### PROMPT:
Type out the records that follow, exactly as given.
* start DATA FOR THIS EXERCISE *
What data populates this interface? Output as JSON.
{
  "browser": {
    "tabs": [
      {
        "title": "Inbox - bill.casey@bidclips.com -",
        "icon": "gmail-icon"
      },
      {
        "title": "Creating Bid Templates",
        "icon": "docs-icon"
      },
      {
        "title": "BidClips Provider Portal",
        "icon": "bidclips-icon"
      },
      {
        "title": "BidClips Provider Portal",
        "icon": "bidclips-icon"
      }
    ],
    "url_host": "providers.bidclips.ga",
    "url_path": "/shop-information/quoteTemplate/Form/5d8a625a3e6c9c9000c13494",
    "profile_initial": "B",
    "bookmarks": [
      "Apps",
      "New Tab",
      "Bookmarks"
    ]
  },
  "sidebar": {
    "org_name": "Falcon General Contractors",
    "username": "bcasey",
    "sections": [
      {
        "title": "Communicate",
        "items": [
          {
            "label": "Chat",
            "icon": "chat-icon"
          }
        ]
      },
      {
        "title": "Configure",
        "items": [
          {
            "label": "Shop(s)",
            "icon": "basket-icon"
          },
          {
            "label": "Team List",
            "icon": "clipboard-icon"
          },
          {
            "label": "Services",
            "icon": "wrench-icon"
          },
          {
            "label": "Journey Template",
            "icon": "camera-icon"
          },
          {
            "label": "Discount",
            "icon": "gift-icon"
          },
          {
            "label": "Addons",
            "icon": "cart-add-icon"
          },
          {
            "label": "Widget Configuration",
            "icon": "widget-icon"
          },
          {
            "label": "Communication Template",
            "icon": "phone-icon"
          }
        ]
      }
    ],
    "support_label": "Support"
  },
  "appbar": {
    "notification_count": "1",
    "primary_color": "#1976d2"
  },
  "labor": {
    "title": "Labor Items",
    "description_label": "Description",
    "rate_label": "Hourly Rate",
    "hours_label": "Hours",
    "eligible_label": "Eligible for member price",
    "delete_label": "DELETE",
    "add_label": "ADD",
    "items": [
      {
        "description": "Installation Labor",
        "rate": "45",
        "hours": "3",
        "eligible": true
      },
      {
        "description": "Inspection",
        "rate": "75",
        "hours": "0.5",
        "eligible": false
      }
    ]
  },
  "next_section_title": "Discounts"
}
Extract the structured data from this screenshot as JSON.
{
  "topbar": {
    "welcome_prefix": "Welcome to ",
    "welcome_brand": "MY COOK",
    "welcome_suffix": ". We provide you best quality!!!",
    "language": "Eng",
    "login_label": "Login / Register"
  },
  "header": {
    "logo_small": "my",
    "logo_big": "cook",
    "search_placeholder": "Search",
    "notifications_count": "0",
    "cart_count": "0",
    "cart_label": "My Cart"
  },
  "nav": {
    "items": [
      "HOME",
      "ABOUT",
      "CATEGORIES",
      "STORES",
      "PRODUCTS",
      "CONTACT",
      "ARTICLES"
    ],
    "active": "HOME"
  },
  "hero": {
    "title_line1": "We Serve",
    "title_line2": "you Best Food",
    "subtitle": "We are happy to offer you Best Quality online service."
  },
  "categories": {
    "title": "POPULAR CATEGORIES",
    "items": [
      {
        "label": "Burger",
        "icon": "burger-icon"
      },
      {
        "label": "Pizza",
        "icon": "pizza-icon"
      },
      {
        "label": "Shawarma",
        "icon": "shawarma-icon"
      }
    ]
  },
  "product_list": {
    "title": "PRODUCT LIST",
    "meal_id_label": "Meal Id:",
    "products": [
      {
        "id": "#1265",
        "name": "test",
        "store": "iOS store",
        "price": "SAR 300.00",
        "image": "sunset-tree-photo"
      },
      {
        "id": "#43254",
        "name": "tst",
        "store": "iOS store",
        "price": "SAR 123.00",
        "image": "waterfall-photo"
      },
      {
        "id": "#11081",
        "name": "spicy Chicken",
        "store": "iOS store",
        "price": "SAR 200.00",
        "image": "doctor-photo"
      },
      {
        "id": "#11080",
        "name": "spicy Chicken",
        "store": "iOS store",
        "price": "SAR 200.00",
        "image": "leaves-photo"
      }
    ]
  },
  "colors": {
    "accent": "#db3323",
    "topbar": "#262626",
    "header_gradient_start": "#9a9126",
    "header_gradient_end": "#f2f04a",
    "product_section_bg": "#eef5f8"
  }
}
* end DATA FOR THIS EXERCISE *
### WRITTEN RESPONSE:
What data populates this interface? Output as JSON.
{
  "browser": {
    "tabs": [
      {
        "title": "Inbox - bill.casey@bidclips.com -",
        "icon": "gmail-icon"
      },
      {
        "title": "Creating Bid Templates",
        "icon": "docs-icon"
      },
      {
        "title": "BidClips Provider Portal",
        "icon": "bidclips-icon"
      },
      {
        "title": "BidClips Provider Portal",
        "icon": "bidclips-icon"
      }
    ],
    "url_host": "providers.bidclips.ga",
    "url_path": "/shop-information/quoteTemplate/Form/5d8a625a3e6c9c9000c13494",
    "profile_initial": "B",
    "bookmarks": [
      "Apps",
      "New Tab",
      "Bookmarks"
    ]
  },
  "sidebar": {
    "org_name": "Falcon General Contractors",
    "username": "bcasey",
    "sections": [
      {
        "title": "Communicate",
        "items": [
          {
            "label": "Chat",
            "icon": "chat-icon"
          }
        ]
      },
      {
        "title": "Configure",
        "items": [
          {
            "label": "Shop(s)",
            "icon": "basket-icon"
          },
          {
            "label": "Team List",
            "icon": "clipboard-icon"
          },
          {
            "label": "Services",
            "icon": "wrench-icon"
          },
          {
            "label": "Journey Template",
            "icon": "camera-icon"
          },
          {
            "label": "Discount",
            "icon": "gift-icon"
          },
          {
            "label": "Addons",
            "icon": "cart-add-icon"
          },
          {
            "label": "Widget Configuration",
            "icon": "widget-icon"
          },
          {
            "label": "Communication Template",
            "icon": "phone-icon"
          }
        ]
      }
    ],
    "support_label": "Support"
  },
  "appbar": {
    "notification_count": "1",
    "primary_color": "#1976d2"
  },
  "labor": {
    "title": "Labor Items",
    "description_label": "Description",
    "rate_label": "Hourly Rate",
    "hours_label": "Hours",
    "eligible_label": "Eligible for member price",
    "delete_label": "DELETE",
    "add_label": "ADD",
    "items": [
      {
        "description": "Installation Labor",
        "rate": "45",
        "hours": "3",
        "eligible": true
      },
      {
        "description": "Inspection",
        "rate": "75",
        "hours": "0.5",
        "eligible": false
      }
    ]
  },
  "next_section_title": "Discounts"
}
Extract the structured data from this screenshot as JSON.
{
  "topbar": {
    "welcome_prefix": "Welcome to ",
    "welcome_brand": "MY COOK",
    "welcome_suffix": ". We provide you best quality!!!",
    "language": "Eng",
    "login_label": "Login / Register"
  },
  "header": {
    "logo_small": "my",
    "logo_big": "cook",
    "search_placeholder": "Search",
    "notifications_count": "0",
    "cart_count": "0",
    "cart_label": "My Cart"
  },
  "nav": {
    "items": [
      "HOME",
      "ABOUT",
      "CATEGORIES",
      "STORES",
      "PRODUCTS",
      "CONTACT",
      "ARTICLES"
    ],
    "active": "HOME"
  },
  "hero": {
    "title_line1": "We Serve",
    "title_line2": "you Best Food",
    "subtitle": "We are happy to offer you Best Quality online service."
  },
  "categories": {
    "title": "POPULAR CATEGORIES",
    "items": [
      {
        "label": "Burger",
        "icon": "burger-icon"
      },
      {
        "label": "Pizza",
        "icon": "pizza-icon"
      },
      {
        "label": "Shawarma",
        "icon": "shawarma-icon"
      }
    ]
  },
  "product_list": {
    "title": "PRODUCT LIST",
    "meal_id_label": "Meal Id:",
    "products": [
      {
        "id": "#1265",
        "name": "test",
        "store": "iOS store",
        "price": "SAR 300.00",
        "image": "sunset-tree-photo"
      },
      {
        "id": "#43254",
        "name": "tst",
        "store": "iOS store",
        "price": "SAR 123.00",
        "image": "waterfall-photo"
      },
      {
        "id": "#11081",
        "name": "spicy Chicken",
        "store": "iOS store",
        "price": "SAR 200.00",
        "image": "doctor-photo"
      },
      {
        "id": "#11080",
        "name": "spicy Chicken",
        "store": "iOS store",
        "price": "SAR 200.00",
        "image": "leaves-photo"
      }
    ]
  },
  "colors": {
    "accent": "#db3323",
    "topbar": "#262626",
    "header_gradient_start": "#9a9126",
    "header_gradient_end": "#f2f04a",
    "product_section_bg": "#eef5f8"
  }
}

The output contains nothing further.